— Objective —
Report, word for word, every line of the material that contains "образовательных".

— Source data —
━━━━━━

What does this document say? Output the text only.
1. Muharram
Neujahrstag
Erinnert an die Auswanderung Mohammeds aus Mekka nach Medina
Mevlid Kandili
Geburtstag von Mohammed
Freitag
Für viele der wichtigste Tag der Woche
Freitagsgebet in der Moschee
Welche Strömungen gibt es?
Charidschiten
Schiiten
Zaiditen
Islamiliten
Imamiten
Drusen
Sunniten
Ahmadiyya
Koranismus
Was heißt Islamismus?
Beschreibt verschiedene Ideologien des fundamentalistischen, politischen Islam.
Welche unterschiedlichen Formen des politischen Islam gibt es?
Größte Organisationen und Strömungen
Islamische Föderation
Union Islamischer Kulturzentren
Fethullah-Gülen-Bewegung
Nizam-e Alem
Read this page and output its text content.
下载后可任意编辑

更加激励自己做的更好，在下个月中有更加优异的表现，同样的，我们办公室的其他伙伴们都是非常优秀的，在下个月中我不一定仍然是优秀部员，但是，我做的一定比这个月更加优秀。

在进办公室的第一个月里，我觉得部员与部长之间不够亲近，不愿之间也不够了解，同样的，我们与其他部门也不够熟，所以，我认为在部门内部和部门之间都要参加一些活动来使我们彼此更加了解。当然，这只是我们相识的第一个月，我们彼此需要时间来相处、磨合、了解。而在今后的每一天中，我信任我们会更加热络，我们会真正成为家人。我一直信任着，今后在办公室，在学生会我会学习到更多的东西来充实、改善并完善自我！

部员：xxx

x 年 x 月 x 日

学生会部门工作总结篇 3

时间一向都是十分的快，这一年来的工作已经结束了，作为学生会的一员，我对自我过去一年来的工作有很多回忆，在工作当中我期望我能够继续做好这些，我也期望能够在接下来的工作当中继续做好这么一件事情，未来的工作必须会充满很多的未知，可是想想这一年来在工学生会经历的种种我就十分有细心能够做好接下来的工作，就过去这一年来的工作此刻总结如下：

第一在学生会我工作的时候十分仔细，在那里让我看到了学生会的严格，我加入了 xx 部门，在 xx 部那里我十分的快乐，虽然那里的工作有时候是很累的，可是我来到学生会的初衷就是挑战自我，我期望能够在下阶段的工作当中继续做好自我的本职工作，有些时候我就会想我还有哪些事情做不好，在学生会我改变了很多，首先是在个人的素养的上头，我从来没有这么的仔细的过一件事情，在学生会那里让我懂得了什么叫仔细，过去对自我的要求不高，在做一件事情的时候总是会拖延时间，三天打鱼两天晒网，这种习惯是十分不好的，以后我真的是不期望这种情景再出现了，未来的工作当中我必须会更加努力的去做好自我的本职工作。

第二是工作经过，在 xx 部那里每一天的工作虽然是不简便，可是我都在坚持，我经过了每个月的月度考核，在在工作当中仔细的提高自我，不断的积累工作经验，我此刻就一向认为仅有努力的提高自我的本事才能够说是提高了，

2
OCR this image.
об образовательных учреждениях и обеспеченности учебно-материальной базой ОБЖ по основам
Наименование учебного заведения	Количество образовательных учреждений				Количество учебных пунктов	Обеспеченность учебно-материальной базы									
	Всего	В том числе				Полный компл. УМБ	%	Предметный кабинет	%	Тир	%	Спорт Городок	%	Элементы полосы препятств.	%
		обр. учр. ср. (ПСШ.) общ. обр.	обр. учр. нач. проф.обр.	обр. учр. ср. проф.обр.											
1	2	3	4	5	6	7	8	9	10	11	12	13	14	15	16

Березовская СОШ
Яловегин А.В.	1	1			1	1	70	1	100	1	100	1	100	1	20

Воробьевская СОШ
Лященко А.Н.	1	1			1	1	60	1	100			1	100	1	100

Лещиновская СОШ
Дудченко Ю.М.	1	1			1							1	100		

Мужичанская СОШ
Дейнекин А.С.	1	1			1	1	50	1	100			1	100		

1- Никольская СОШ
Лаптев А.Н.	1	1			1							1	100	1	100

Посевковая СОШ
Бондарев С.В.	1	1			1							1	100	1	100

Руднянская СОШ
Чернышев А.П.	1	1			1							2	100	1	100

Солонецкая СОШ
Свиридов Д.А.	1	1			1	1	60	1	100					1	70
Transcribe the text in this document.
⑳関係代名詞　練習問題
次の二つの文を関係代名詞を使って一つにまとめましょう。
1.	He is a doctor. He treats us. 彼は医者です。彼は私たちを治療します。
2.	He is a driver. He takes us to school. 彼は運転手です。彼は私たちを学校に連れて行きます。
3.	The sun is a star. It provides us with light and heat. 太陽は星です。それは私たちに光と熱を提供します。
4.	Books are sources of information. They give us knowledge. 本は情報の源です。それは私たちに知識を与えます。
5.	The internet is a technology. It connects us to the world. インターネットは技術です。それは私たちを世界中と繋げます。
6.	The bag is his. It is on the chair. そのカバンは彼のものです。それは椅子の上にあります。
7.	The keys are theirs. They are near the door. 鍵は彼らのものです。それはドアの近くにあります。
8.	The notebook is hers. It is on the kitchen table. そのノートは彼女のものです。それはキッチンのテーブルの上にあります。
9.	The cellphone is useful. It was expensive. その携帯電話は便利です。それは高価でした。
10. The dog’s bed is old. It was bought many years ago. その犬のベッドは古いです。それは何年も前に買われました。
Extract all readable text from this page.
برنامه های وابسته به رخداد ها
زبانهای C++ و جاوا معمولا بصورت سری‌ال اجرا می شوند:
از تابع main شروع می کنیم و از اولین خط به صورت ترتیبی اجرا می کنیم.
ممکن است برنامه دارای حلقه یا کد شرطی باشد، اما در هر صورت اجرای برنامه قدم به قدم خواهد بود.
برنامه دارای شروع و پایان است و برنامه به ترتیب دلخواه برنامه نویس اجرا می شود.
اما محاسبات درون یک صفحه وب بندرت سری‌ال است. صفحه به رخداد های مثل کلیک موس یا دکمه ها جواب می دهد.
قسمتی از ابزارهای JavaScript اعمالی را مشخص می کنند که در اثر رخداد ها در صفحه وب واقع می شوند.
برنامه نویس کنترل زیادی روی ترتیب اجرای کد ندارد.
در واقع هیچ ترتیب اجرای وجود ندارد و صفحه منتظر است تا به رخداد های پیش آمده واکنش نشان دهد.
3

━━━━━━

— Full output —
об образовательных учреждениях и обеспеченности учебно-материальной базой ОБЖ по основам
Наименование учебного заведения	Количество образовательных учреждений				Количество учебных пунктов	Обеспеченность учебно-материальной базы									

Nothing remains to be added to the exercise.